* **Task details**
Each line below that contains "title" counts once; report the total and nothing more.

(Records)

*-*-*

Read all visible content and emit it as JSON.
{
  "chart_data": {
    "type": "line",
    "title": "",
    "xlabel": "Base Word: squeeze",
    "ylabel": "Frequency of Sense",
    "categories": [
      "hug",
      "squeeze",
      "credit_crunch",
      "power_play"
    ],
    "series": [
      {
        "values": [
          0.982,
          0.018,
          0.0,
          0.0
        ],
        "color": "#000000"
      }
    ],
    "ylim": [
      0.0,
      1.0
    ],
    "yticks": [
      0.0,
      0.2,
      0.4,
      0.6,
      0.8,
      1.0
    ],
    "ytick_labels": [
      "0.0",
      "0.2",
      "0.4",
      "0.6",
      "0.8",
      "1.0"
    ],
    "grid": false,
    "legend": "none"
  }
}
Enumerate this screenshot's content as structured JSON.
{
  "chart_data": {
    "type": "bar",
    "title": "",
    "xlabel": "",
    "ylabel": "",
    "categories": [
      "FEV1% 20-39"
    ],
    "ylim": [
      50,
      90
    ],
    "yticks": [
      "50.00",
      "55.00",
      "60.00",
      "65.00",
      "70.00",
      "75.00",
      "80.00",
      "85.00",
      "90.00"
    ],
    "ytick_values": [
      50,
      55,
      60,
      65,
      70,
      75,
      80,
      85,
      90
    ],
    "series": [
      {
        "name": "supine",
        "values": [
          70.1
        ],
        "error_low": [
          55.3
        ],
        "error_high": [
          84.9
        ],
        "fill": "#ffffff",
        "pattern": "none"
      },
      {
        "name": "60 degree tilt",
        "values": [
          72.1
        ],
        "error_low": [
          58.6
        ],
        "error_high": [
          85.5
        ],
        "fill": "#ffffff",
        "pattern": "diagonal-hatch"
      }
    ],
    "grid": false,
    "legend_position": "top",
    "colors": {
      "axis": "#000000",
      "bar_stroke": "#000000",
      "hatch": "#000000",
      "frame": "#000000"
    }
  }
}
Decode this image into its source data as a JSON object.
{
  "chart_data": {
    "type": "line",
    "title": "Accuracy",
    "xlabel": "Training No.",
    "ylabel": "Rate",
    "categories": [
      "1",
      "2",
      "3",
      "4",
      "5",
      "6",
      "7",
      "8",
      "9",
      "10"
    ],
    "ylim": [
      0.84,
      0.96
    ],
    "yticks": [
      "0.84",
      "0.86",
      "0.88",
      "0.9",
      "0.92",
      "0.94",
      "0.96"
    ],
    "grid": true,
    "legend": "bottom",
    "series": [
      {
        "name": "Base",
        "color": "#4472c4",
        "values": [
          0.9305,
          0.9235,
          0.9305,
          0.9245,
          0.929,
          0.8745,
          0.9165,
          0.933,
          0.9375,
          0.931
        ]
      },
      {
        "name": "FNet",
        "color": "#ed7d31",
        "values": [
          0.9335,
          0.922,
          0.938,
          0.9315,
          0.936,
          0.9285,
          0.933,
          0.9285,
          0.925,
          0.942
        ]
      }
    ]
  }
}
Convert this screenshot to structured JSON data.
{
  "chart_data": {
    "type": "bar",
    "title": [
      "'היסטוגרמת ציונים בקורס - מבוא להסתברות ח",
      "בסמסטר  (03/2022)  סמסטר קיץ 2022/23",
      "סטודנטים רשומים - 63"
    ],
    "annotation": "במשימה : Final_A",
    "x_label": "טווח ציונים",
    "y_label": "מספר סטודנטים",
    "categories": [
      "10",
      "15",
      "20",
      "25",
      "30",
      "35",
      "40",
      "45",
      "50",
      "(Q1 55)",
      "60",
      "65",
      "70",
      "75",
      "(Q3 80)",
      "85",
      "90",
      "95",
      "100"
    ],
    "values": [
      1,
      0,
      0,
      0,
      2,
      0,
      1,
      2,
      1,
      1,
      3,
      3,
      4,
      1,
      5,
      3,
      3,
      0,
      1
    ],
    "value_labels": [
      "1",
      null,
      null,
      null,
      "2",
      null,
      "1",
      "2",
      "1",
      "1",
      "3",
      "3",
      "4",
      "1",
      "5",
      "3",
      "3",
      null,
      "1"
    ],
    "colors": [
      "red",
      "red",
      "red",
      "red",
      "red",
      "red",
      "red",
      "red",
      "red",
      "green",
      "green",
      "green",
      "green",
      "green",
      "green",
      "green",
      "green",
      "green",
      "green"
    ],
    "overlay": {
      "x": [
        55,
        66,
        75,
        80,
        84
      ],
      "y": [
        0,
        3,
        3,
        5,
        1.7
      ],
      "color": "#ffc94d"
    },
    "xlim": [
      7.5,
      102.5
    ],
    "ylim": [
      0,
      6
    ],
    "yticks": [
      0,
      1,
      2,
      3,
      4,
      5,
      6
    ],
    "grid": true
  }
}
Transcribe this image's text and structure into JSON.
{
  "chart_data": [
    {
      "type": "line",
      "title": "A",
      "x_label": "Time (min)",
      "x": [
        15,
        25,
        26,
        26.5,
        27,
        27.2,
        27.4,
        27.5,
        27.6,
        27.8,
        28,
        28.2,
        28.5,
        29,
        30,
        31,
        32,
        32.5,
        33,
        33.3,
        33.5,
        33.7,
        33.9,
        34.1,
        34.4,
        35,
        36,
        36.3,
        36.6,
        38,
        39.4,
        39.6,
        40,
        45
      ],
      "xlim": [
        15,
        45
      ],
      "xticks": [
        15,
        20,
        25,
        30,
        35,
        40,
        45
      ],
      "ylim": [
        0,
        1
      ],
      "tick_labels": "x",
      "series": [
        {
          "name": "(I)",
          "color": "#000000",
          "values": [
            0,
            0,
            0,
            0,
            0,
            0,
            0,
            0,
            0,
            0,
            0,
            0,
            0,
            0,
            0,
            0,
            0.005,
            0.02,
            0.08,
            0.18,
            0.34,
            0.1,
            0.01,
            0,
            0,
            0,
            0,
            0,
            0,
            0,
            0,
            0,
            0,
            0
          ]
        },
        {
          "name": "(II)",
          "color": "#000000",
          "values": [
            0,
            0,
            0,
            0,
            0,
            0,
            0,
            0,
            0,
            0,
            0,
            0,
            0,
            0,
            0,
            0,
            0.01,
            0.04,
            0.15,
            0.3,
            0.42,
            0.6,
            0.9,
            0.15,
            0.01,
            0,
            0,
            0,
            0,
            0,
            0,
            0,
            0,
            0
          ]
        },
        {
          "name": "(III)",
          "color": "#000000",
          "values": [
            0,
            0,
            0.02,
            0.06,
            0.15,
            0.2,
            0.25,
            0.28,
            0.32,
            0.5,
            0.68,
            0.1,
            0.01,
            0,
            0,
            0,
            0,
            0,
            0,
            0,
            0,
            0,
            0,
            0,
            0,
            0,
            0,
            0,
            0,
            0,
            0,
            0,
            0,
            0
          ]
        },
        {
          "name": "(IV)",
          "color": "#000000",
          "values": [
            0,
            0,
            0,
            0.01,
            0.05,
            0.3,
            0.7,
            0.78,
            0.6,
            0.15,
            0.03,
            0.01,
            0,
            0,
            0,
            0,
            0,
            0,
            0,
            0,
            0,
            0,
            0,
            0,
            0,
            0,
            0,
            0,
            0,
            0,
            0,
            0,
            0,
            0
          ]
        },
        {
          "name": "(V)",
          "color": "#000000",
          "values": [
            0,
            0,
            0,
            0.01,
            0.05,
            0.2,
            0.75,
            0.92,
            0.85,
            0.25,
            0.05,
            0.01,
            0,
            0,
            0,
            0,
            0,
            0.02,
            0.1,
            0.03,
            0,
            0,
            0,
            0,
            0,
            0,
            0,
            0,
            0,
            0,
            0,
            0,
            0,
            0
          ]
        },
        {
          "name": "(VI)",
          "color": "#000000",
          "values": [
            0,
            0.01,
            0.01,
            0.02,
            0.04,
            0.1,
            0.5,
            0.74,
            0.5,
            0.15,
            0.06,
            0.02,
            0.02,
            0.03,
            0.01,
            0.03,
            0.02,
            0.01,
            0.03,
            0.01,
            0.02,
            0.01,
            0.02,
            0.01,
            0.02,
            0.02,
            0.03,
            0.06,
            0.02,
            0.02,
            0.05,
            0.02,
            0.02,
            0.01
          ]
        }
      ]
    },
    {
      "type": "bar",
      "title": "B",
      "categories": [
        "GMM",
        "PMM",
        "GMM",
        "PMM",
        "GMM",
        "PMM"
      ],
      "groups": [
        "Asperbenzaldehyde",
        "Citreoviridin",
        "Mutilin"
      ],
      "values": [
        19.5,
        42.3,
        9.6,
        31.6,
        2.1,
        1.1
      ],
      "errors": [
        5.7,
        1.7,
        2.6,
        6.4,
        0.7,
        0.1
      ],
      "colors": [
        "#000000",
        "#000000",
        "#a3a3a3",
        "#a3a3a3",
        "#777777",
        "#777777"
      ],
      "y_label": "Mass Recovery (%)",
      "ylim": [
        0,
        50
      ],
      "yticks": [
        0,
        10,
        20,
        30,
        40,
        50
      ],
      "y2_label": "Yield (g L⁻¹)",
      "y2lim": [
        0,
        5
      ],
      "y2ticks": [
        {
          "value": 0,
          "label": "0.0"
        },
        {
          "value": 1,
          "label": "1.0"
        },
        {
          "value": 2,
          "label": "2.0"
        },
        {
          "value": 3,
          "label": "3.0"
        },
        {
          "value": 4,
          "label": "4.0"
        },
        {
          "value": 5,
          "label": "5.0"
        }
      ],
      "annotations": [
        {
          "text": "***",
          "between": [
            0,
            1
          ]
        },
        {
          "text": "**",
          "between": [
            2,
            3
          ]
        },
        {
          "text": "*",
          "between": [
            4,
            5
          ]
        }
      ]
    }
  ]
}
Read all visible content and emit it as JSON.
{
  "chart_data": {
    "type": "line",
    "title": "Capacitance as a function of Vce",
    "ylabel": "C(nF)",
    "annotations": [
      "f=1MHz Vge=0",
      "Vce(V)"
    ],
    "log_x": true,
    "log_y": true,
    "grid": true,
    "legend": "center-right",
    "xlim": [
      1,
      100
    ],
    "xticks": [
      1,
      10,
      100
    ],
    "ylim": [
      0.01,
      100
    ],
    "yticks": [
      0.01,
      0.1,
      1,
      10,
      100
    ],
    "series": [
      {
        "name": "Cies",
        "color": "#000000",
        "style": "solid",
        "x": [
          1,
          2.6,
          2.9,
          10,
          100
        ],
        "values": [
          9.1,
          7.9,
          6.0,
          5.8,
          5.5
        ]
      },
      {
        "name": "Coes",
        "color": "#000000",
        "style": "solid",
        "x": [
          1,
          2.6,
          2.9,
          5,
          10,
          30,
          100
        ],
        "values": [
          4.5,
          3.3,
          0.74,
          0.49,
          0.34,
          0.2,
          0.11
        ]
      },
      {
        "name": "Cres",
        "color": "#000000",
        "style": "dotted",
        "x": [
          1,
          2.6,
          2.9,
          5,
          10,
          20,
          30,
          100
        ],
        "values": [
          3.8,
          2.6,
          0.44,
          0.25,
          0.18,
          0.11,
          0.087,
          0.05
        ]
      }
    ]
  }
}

*-*-*

* **Response to this task**
7